-- AVAILABLE DATA start --

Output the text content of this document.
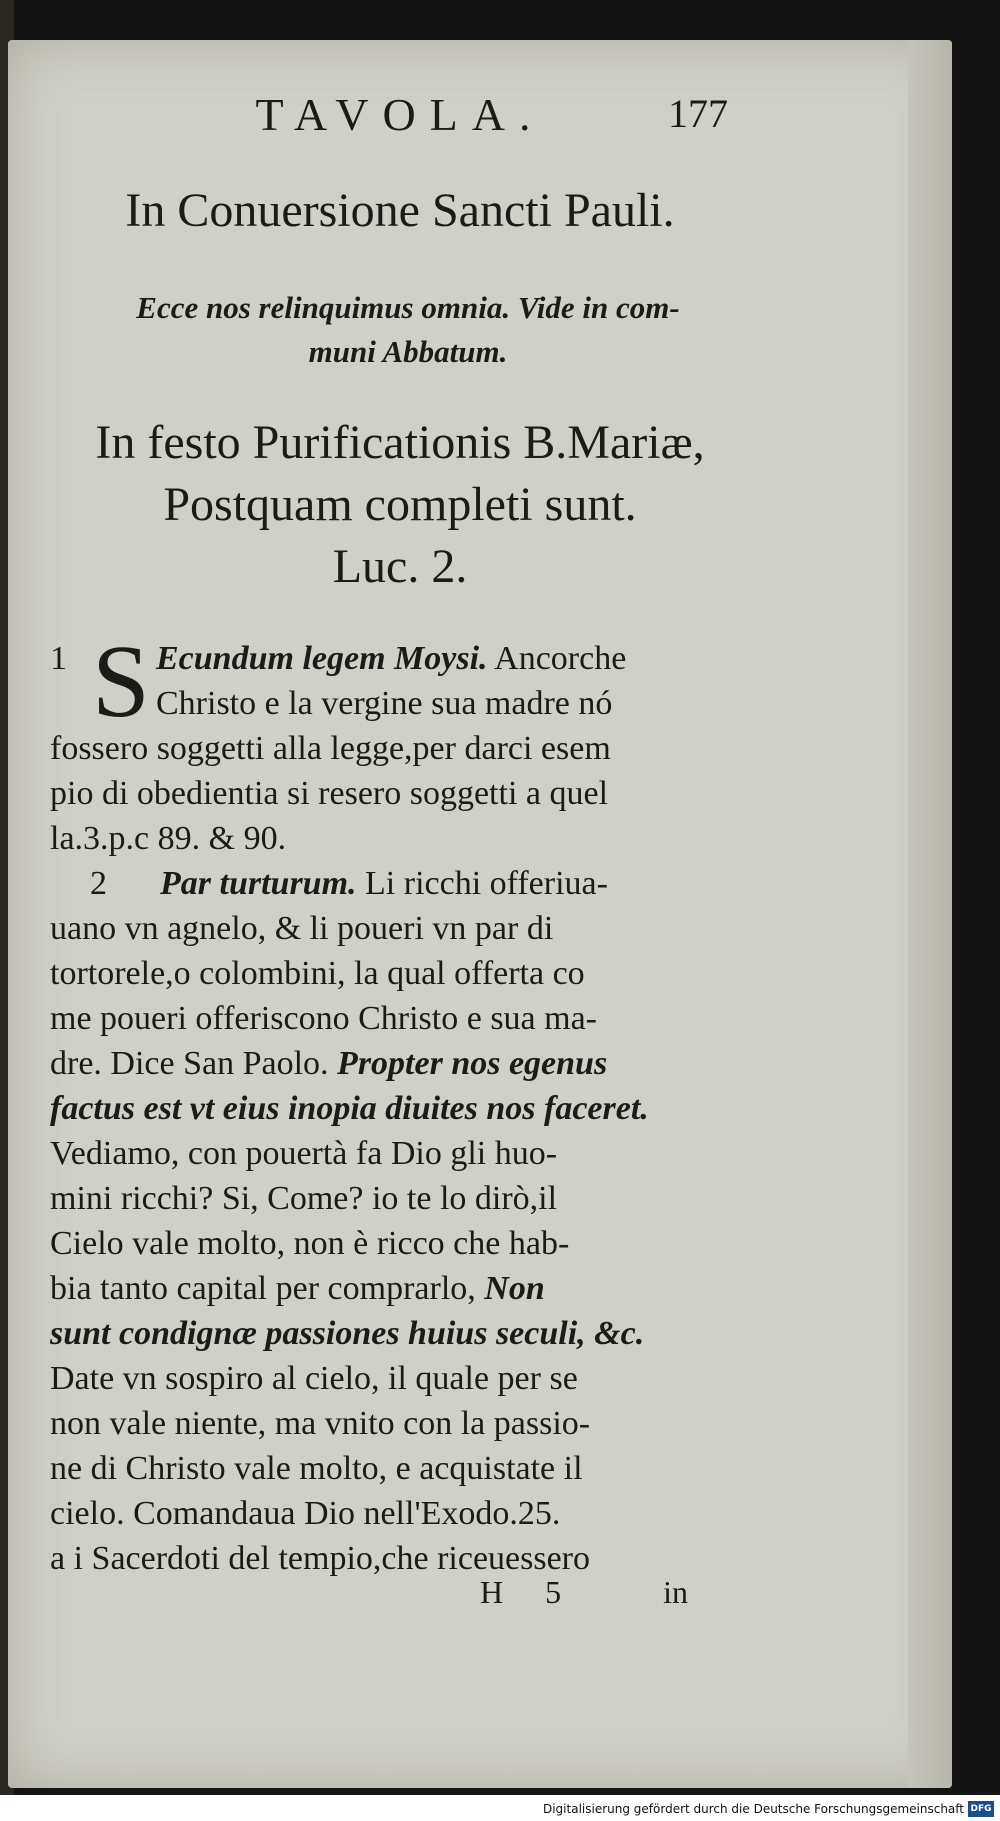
TAVOLA.	177
In Conuersione Sancti Pauli.
Ecce nos relinquimus omnia. Vide in com-
muni Abbatum.
In festo Purificationis B.Mariæ,
Postquam completi sunt.
Luc. 2.
S
1	Ecundum legem Moysi. Ancorche
Christo e la vergine sua madre nó
fossero soggetti alla legge,per darci esem
pio di obedientia si resero soggetti a quel
la.3.p.c 89. & 90.
2 Par turturum. Li ricchi offeriua-
uano vn agnelo, & li poueri vn par di
tortorele,o colombini, la qual offerta co
me poueri offeriscono Christo e sua ma-
dre. Dice San Paolo. Propter nos egenus
factus est vt eius inopia diuites nos faceret.
Vediamo, con pouertà fa Dio gli huo-
mini ricchi? Si, Come? io te lo dirò,il
Cielo vale molto, non è ricco che hab-
bia tanto capital per comprarlo, Non
sunt condignæ passiones huius seculi, &c.
Date vn sospiro al cielo, il quale per se
non vale niente, ma vnito con la passio-
ne di Christo vale molto, e acquistate il
cielo. Comandaua Dio nell'Exodo.25.
a i Sacerdoti del tempio,che riceuessero
H 5	in
Digitalisierung gefördert durch die Deutsche Forschungsgemeinschaft DFG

-- AVAILABLE DATA end --

* **AIM**
Copy out each line word for word, please, skipping the images.

* **RESPONSE**
Output the text content of this document.
TAVOLA.	177
In Conuersione Sancti Pauli.
Ecce nos relinquimus omnia. Vide in com-
muni Abbatum.
In festo Purificationis B.Mariæ,
Postquam completi sunt.
Luc. 2.
S
1	Ecundum legem Moysi. Ancorche
Christo e la vergine sua madre nó
fossero soggetti alla legge,per darci esem
pio di obedientia si resero soggetti a quel
la.3.p.c 89. & 90.
2 Par turturum. Li ricchi offeriua-
uano vn agnelo, & li poueri vn par di
tortorele,o colombini, la qual offerta co
me poueri offeriscono Christo e sua ma-
dre. Dice San Paolo. Propter nos egenus
factus est vt eius inopia diuites nos faceret.
Vediamo, con pouertà fa Dio gli huo-
mini ricchi? Si, Come? io te lo dirò,il
Cielo vale molto, non è ricco che hab-
bia tanto capital per comprarlo, Non
sunt condignæ passiones huius seculi, &c.
Date vn sospiro al cielo, il quale per se
non vale niente, ma vnito con la passio-
ne di Christo vale molto, e acquistate il
cielo. Comandaua Dio nell'Exodo.25.
a i Sacerdoti del tempio,che riceuessero
H 5	in
Digitalisierung gefördert durch die Deutsche Forschungsgemeinschaft DFG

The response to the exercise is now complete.